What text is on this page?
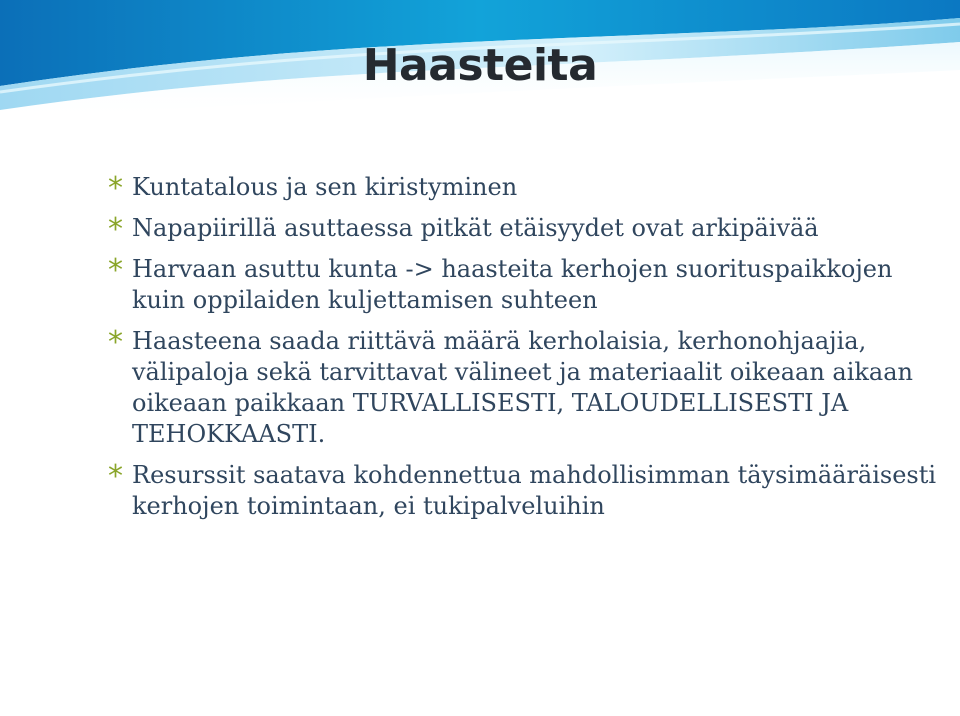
Haasteita
* Kuntatalous ja sen kiristyminen
* Napapiirillä asuttaessa pitkät etäisyydet ovat arkipäivää
* Harvaan asuttu kunta -> haasteita kerhojen suorituspaikkojen kuin oppilaiden kuljettamisen suhteen
* Haasteena saada riittävä määrä kerholaisia, kerhonohjaajia, välipaloja sekä tarvittavat välineet ja materiaalit oikeaan aikaan oikeaan paikkaan TURVALLISESTI, TALOUDELLISESTI JA TEHOKKAASTI.
* Resurssit saatava kohdennettua mahdollisimman täysimääräisesti kerhojen toimintaan, ei tukipalveluihin
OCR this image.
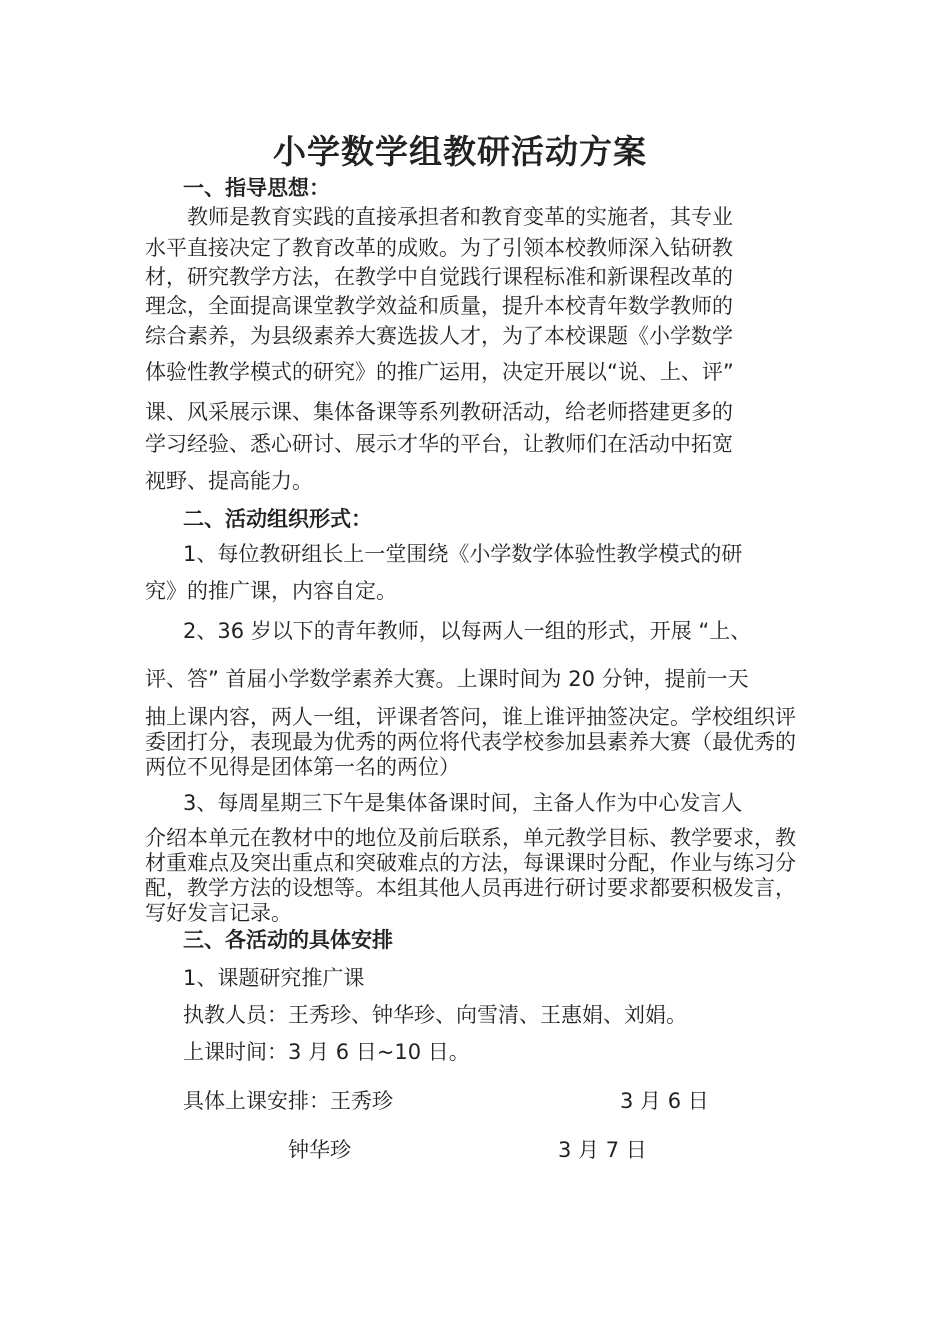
小学数学组教研活动方案
一、指导思想：
教师是教育实践的直接承担者和教育变革的实施者，其专业
水平直接决定了教育改革的成败。为了引领本校教师深入钻研教
材，研究教学方法，在教学中自觉践行课程标准和新课程改革的
理念，全面提高课堂教学效益和质量，提升本校青年数学教师的
综合素养，为县级素养大赛选拔人才，为了本校课题《小学数学
体验性教学模式的研究》的推广运用，决定开展以“说、上、评”
课、风采展示课、集体备课等系列教研活动，给老师搭建更多的
学习经验、悉心研讨、展示才华的平台，让教师们在活动中拓宽
视野、提高能力。
二、活动组织形式：
1、每位教研组长上一堂围绕《小学数学体验性教学模式的研
究》的推广课，内容自定。
2、36 岁以下的青年教师，以每两人一组的形式，开展 “上、
评、答” 首届小学数学素养大赛。上课时间为 20 分钟，提前一天
抽上课内容，两人一组，评课者答问，谁上谁评抽签决定。学校组织评委团打分，表现最为优秀的两位将代表学校参加县素养大赛（最优秀的两位不见得是团体第一名的两位）
3、每周星期三下午是集体备课时间，主备人作为中心发言人
介绍本单元在教材中的地位及前后联系，单元教学目标、教学要求，教材重难点及突出重点和突破难点的方法，每课课时分配，作业与练习分配，教学方法的设想等。本组其他人员再进行研讨要求都要积极发言，写好发言记录。
三、各活动的具体安排
1、课题研究推广课
执教人员：王秀珍、钟华珍、向雪清、王惠娟、刘娟。
上课时间：3 月 6 日~10 日。
具体上课安排：王秀珍	3 月 6 日
钟华珍	3 月 7 日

# # # # # # #

* Written problem *
Go through the listing above and quote it exactly, apart from its images.

* Task solution *
What text is on this page?
Haasteita
* Kuntatalous ja sen kiristyminen
* Napapiirillä asuttaessa pitkät etäisyydet ovat arkipäivää
* Harvaan asuttu kunta -> haasteita kerhojen suorituspaikkojen kuin oppilaiden kuljettamisen suhteen
* Haasteena saada riittävä määrä kerholaisia, kerhonohjaajia, välipaloja sekä tarvittavat välineet ja materiaalit oikeaan aikaan oikeaan paikkaan TURVALLISESTI, TALOUDELLISESTI JA TEHOKKAASTI.
* Resurssit saatava kohdennettua mahdollisimman täysimääräisesti kerhojen toimintaan, ei tukipalveluihin
OCR this image.
小学数学组教研活动方案
一、指导思想：
教师是教育实践的直接承担者和教育变革的实施者，其专业
水平直接决定了教育改革的成败。为了引领本校教师深入钻研教
材，研究教学方法，在教学中自觉践行课程标准和新课程改革的
理念，全面提高课堂教学效益和质量，提升本校青年数学教师的
综合素养，为县级素养大赛选拔人才，为了本校课题《小学数学
体验性教学模式的研究》的推广运用，决定开展以“说、上、评”
课、风采展示课、集体备课等系列教研活动，给老师搭建更多的
学习经验、悉心研讨、展示才华的平台，让教师们在活动中拓宽
视野、提高能力。
二、活动组织形式：
1、每位教研组长上一堂围绕《小学数学体验性教学模式的研
究》的推广课，内容自定。
2、36 岁以下的青年教师，以每两人一组的形式，开展 “上、
评、答” 首届小学数学素养大赛。上课时间为 20 分钟，提前一天
抽上课内容，两人一组，评课者答问，谁上谁评抽签决定。学校组织评委团打分，表现最为优秀的两位将代表学校参加县素养大赛（最优秀的两位不见得是团体第一名的两位）
3、每周星期三下午是集体备课时间，主备人作为中心发言人
介绍本单元在教材中的地位及前后联系，单元教学目标、教学要求，教材重难点及突出重点和突破难点的方法，每课课时分配，作业与练习分配，教学方法的设想等。本组其他人员再进行研讨要求都要积极发言，写好发言记录。
三、各活动的具体安排
1、课题研究推广课
执教人员：王秀珍、钟华珍、向雪清、王惠娟、刘娟。
上课时间：3 月 6 日~10 日。
具体上课安排：王秀珍	3 月 6 日
钟华珍	3 月 7 日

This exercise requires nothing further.